* Problem description:
Give back the entire listing verbatim.

[Start Input material]

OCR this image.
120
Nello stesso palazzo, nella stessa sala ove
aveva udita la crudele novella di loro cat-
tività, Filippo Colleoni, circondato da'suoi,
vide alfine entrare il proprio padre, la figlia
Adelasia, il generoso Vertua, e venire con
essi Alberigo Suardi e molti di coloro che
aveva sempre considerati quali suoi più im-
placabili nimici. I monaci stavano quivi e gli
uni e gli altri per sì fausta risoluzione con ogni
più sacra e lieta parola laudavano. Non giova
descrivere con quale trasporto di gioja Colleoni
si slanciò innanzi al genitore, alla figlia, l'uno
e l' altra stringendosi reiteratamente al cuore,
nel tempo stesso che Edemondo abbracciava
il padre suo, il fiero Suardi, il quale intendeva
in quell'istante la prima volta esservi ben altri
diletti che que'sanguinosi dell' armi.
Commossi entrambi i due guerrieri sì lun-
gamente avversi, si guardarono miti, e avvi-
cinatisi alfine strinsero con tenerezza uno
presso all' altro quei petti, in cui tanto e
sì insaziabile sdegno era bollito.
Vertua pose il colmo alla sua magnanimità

[End Input material]

* The answer:
OCR this image.
120
Nello stesso palazzo, nella stessa sala ove
aveva udita la crudele novella di loro cat-
tività, Filippo Colleoni, circondato da'suoi,
vide alfine entrare il proprio padre, la figlia
Adelasia, il generoso Vertua, e venire con
essi Alberigo Suardi e molti di coloro che
aveva sempre considerati quali suoi più im-
placabili nimici. I monaci stavano quivi e gli
uni e gli altri per sì fausta risoluzione con ogni
più sacra e lieta parola laudavano. Non giova
descrivere con quale trasporto di gioja Colleoni
si slanciò innanzi al genitore, alla figlia, l'uno
e l' altra stringendosi reiteratamente al cuore,
nel tempo stesso che Edemondo abbracciava
il padre suo, il fiero Suardi, il quale intendeva
in quell'istante la prima volta esservi ben altri
diletti che que'sanguinosi dell' armi.
Commossi entrambi i due guerrieri sì lun-
gamente avversi, si guardarono miti, e avvi-
cinatisi alfine strinsero con tenerezza uno
presso all' altro quei petti, in cui tanto e
sì insaziabile sdegno era bollito.
Vertua pose il colmo alla sua magnanimità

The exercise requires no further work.